◆ Supplied text
The Press Council established by the Government in 1994 is composed of government official and private media representatives, lawyers, and government officials. The Council met regularly and private journalists were satisfied with its objectivity and performance. Regulations that made publishers responsible for the content of the material they published remained in effect, but did not result in any legal actions against publishers. The Government agreed that private journalists, rather than the Government, should take responsibility for preparation of a journalistic code of ethics. Individual newspapers and journals established their own ethical guidelines in many cases. The Government has not amended regulations that make publishers responsible for the content of the material they publish, despite reports in 1994 that the regulations were under review and a change was likely.
There were no reports of government censorship of either the print or electronic media, nor were there closures of any publications or reports of intimidation of journalists. The only journalist, Ibrahim Shareef, convicted under Law 4/68 of 1968 had been originally arrested in 1994. No journalists were arrested in 1996. The Government discontinued its practice of providing reporting guidelines to the media in 1994.
Television news and public affairs programming routinely discussed topics of current concern and freely criticized government performance. Regular press conferences instituted with government ministers in 1995, continued. Journalist are more self-confident than in the past and self-censorship seems to have abated.
The Government owns and operates the only television and radio station. It does not interfere with foreign broadcasts or the sale of satellite receivers. Reports drawn from foreign newscasts are aired on the government television station.
Cable News Network is shown, uncensored, daily on local television. In October a private company began providing Internet services. The Government enacted no regulations governing Internet access but does seek to block distribution of pornographic material via Internet.
Ninety-two newspapers and periodicals are registered with the Government. Aafathis, a morning daily, is published by the brother of the President's principal political rival, Ilyas Ibrahim, and is often critical of government policy. A new daily, Miadhu, began publishing in October and Haveeru is the evening daily. Both Miadhu's and Haveeru's publishers are progovernment.
There are no legal prohibitions on the import of foreign publications except those containing pornography or material otherwise deemed objectionable to Islamic values. No seizures of foreign publications were reported during the year. There are no reported restrictions on academic freedom, nor any governmental censorship or control over classroom materials. Some teachers are reportedly vocal in their criticism of the Government.
b. Freedom of Peaceful Assembly and Association
The Constitution provides for the right to assembly, as long as the law or the Islamic code of behavior are upheld. The Home Ministry permits public political meetings during electoral campaigns but limits them to small gatherings on private premises.
The Government registers clubs and other private associations if they do not contravene Islamic or civil law. While not forbidden by law, political parties are officially discouraged by the President on the grounds that they are inappropriate to the homogeneous nature of society. However, many Majlis members were active and outspoken critics of the Government and have stimulated closer parliamentary examination of government policy.
c. Freedom of Religion
Freedom of religion is significantly restricted. The Constitution designates Islam as the official religion and requires all citizens to be Muslims. The practice of any religion other than Islam is prohibited by law. However, foreign residents are allowed to practice their religion if they do so privately.

◆ Dataset rows
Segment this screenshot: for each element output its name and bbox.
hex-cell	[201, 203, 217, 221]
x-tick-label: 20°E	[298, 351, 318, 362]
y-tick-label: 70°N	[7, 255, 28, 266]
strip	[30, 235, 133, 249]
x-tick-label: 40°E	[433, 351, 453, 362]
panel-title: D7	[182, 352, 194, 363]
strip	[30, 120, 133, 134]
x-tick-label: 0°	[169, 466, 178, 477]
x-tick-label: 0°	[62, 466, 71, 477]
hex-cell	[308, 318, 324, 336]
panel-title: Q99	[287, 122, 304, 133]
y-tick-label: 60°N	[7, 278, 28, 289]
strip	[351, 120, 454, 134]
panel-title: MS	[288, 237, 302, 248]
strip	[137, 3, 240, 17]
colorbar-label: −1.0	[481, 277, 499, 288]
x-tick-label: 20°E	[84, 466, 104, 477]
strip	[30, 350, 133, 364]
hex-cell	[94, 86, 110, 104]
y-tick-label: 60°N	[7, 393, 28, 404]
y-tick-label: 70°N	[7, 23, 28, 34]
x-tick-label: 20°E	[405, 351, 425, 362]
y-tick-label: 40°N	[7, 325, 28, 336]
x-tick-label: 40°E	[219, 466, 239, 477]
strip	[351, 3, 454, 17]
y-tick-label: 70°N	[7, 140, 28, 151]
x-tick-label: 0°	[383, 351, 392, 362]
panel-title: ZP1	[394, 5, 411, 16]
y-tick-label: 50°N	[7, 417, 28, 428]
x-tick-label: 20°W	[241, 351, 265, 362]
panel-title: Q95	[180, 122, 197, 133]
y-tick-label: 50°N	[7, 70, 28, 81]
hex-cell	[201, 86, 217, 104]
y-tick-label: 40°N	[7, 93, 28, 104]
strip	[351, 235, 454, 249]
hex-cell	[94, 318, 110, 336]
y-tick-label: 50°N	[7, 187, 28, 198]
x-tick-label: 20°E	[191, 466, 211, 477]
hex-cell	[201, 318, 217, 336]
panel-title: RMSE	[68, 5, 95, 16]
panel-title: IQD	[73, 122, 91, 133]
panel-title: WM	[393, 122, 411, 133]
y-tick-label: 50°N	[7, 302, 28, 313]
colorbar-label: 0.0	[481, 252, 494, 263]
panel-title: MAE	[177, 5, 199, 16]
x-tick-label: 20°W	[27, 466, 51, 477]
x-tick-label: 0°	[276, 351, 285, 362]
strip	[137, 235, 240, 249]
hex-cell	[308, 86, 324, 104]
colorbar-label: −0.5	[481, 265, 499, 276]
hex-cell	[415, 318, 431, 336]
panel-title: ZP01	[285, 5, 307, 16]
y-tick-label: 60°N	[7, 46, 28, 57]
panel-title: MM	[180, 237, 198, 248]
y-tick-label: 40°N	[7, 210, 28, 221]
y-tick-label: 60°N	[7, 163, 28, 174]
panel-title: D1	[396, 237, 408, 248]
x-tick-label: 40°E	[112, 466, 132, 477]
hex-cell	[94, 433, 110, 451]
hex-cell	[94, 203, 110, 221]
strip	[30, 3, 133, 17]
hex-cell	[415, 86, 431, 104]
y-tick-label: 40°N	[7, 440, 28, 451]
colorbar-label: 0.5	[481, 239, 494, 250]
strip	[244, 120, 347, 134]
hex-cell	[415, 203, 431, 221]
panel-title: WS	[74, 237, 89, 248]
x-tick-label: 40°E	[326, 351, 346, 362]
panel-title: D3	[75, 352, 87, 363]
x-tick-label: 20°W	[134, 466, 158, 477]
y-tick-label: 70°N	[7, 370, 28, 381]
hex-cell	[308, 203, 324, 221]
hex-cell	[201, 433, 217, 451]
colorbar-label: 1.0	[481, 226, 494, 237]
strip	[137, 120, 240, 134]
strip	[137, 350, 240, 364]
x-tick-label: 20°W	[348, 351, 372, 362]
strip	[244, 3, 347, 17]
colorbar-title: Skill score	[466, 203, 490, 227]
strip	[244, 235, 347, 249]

◆ Directions
#1 According to the report, in what month did a private company begin providing Internet services?
#2 Reproduce the passage of the report starting with "There were no" and going on through "to have abated.".
Answer from the report alone, with no outside knowledge.

◆ Outputs in order
#1 October

#2
There were no reports of government censorship of either the print or electronic media, nor were there closures of any publications or reports of intimidation of journalists. The only journalist, Ibrahim Shareef, convicted under Law 4/68 of 1968 had been originally arrested in 1994. No journalists were arrested in 1996. The Government discontinued its practice of providing reporting guidelines to the media in 1994.
Television news and public affairs programming routinely discussed topics of current concern and freely criticized government performance. Regular press conferences instituted with government ministers in 1995, continued. Journalist are more self-confident than in the past and self-censorship seems to have abated.